INSTRUCTIONS TO FOLLOW
Copy the listing word for word, starting at its first line and ending at the line containing "551, 79, 559]". Include both of those lines, and give nothing else.

GIVEN RECORDS
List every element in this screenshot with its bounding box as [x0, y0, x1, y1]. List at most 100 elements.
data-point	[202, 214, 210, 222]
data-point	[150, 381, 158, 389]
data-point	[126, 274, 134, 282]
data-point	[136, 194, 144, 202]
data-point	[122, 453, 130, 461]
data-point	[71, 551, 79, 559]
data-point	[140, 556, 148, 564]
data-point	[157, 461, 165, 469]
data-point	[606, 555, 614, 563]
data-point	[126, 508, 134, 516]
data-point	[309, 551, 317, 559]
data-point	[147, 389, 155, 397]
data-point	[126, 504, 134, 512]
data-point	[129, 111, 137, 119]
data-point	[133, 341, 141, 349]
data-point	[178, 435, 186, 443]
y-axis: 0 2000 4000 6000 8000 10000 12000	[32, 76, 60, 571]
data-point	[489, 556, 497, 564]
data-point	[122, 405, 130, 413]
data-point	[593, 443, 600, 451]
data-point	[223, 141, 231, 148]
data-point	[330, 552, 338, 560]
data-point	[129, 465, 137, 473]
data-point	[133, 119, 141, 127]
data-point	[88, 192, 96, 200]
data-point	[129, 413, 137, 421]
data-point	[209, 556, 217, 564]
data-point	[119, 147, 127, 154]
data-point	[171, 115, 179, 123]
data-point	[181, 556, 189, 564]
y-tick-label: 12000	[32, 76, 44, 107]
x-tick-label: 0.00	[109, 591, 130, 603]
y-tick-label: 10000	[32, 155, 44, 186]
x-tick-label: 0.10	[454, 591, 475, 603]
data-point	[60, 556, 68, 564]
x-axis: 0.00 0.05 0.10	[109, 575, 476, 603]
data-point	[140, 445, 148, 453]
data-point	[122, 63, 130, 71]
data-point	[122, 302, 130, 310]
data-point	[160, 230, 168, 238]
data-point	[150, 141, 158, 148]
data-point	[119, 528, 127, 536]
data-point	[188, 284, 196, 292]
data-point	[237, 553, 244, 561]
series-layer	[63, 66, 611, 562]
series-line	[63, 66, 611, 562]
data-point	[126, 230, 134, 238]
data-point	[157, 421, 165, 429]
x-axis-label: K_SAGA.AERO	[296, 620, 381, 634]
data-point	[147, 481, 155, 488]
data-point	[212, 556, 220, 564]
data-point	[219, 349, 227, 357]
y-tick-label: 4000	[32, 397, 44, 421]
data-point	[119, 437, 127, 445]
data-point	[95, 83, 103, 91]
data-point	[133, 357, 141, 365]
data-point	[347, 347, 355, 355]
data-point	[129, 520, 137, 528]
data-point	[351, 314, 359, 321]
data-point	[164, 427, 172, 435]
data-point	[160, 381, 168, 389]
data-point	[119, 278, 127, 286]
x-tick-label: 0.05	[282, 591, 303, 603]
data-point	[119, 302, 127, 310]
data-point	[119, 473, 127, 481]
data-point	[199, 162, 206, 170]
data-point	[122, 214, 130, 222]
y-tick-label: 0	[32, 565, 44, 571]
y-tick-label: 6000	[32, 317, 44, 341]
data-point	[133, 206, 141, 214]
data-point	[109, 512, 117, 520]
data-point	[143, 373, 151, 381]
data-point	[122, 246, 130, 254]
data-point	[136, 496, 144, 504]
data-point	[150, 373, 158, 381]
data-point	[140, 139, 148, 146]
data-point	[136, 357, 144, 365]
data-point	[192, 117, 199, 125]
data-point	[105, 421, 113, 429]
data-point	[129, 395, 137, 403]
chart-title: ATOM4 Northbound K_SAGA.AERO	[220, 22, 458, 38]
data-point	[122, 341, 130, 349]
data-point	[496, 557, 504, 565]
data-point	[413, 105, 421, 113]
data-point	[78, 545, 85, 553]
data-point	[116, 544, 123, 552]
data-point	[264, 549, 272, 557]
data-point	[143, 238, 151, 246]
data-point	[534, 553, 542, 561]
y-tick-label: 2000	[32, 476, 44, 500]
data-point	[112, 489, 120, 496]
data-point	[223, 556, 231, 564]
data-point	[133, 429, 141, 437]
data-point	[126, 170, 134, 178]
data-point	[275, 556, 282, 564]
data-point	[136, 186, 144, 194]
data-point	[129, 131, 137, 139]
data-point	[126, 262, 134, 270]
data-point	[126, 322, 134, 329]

SOLUTION TO THIS EXERCISE
List every element in this screenshot with its bounding box as [x0, y0, x1, y1]. List at most 100 elements.
data-point	[202, 214, 210, 222]
data-point	[150, 381, 158, 389]
data-point	[126, 274, 134, 282]
data-point	[136, 194, 144, 202]
data-point	[122, 453, 130, 461]
data-point	[71, 551, 79, 559]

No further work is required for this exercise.